*Exercise brief*
Check every line in the records below for the word "publish" and report how many have it, nothing more.

Data records:

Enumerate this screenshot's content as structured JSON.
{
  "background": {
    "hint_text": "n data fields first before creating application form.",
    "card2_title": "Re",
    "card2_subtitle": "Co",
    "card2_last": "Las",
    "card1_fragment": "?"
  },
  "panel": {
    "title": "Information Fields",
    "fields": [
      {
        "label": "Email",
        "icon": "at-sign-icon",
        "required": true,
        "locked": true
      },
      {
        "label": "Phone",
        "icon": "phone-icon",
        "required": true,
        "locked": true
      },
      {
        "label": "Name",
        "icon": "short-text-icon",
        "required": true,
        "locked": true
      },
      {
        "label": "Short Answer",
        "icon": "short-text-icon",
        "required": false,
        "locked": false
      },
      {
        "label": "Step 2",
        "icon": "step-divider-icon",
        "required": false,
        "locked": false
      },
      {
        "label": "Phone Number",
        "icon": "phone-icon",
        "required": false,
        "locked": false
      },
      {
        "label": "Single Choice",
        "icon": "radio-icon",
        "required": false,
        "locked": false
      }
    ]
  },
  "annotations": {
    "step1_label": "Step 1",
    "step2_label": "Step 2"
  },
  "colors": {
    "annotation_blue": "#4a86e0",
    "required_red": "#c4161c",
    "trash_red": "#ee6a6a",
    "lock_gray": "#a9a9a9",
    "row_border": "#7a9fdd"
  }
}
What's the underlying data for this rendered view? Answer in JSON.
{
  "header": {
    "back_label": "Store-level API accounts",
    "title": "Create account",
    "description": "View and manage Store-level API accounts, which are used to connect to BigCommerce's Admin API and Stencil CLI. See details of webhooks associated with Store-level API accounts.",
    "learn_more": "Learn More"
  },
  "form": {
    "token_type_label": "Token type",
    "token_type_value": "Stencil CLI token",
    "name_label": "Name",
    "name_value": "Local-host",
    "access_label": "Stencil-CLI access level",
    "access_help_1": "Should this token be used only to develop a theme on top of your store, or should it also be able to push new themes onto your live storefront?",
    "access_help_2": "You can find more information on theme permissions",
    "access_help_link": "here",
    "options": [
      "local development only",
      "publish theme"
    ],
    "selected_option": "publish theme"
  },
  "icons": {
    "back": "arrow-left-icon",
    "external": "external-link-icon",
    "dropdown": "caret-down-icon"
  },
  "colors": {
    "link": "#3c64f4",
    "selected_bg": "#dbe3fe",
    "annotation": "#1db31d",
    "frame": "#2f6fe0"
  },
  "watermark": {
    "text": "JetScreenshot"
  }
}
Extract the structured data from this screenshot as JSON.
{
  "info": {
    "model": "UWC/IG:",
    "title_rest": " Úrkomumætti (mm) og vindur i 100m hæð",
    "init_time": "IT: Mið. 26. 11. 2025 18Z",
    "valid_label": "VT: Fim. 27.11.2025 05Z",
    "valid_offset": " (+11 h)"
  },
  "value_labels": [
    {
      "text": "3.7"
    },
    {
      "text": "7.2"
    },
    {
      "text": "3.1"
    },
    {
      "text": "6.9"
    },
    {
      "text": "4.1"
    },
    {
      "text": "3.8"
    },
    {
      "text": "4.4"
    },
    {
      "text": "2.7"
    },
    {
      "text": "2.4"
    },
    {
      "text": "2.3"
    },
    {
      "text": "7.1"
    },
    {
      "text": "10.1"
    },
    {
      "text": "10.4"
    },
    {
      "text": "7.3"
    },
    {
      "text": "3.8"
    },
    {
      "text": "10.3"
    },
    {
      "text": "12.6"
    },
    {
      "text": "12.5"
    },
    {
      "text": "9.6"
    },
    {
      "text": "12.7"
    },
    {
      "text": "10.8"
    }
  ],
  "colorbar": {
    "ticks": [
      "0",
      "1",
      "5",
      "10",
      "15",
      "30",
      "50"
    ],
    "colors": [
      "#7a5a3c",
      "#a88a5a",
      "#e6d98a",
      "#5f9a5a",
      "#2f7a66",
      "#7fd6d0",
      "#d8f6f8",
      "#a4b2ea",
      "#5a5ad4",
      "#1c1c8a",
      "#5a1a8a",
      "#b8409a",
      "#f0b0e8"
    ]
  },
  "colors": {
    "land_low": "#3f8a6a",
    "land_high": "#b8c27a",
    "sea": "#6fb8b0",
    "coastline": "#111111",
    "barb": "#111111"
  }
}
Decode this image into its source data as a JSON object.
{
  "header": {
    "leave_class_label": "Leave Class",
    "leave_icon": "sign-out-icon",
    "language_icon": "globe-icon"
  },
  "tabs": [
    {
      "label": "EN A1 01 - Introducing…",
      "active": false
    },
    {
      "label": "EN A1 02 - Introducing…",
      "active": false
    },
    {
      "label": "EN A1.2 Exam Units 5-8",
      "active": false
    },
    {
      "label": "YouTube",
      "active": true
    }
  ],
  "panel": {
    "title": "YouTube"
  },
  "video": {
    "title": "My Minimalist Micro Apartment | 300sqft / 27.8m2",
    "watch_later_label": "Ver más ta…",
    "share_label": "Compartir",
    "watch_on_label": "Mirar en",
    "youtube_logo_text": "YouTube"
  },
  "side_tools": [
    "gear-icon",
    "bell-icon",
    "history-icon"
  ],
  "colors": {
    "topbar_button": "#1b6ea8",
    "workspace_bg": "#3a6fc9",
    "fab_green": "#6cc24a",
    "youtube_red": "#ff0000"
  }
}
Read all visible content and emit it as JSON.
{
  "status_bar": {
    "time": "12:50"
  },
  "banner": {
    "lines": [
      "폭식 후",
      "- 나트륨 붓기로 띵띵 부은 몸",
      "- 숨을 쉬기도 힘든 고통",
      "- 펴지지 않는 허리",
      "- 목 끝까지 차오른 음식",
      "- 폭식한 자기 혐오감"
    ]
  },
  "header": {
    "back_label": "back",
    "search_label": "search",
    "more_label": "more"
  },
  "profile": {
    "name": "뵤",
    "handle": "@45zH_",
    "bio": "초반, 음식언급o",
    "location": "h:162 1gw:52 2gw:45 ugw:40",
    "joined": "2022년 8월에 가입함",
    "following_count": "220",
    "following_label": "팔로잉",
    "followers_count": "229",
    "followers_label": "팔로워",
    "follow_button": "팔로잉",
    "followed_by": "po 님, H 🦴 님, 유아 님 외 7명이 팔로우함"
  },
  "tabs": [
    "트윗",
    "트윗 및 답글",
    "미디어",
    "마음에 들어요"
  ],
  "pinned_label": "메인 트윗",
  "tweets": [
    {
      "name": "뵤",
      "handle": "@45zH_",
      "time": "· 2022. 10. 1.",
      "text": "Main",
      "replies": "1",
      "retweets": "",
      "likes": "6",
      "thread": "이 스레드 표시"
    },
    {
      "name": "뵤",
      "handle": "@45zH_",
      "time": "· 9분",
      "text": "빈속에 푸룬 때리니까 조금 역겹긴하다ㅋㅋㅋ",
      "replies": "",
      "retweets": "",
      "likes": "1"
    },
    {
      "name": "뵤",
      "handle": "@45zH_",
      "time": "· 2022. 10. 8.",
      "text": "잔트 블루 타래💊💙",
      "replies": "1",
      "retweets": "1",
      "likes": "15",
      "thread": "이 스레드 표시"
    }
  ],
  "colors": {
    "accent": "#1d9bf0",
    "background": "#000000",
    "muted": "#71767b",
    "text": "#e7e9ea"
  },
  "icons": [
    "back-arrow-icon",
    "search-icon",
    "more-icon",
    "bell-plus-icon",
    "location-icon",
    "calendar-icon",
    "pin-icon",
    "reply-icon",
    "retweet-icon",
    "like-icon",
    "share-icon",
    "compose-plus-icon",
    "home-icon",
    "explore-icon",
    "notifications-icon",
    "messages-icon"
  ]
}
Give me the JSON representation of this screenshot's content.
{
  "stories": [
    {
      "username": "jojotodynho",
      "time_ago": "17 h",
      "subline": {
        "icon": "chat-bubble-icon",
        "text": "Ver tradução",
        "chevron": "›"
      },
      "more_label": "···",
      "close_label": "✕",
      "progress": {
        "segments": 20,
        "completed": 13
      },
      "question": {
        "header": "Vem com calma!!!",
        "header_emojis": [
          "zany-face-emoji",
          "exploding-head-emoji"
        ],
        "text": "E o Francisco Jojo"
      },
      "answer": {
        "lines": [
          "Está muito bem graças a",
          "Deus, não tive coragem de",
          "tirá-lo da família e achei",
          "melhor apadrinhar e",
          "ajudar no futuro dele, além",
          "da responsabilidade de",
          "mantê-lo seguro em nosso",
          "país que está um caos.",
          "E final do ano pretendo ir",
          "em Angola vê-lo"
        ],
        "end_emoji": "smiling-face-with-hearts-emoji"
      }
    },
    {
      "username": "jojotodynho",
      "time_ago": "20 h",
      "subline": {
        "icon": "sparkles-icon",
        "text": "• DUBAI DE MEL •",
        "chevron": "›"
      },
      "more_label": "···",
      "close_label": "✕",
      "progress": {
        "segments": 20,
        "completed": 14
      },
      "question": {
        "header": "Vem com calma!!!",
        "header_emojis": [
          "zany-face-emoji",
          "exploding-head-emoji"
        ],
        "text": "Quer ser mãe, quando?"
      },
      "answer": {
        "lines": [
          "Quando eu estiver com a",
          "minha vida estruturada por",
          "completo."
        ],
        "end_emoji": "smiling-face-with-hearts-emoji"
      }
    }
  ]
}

*Exercise output*
2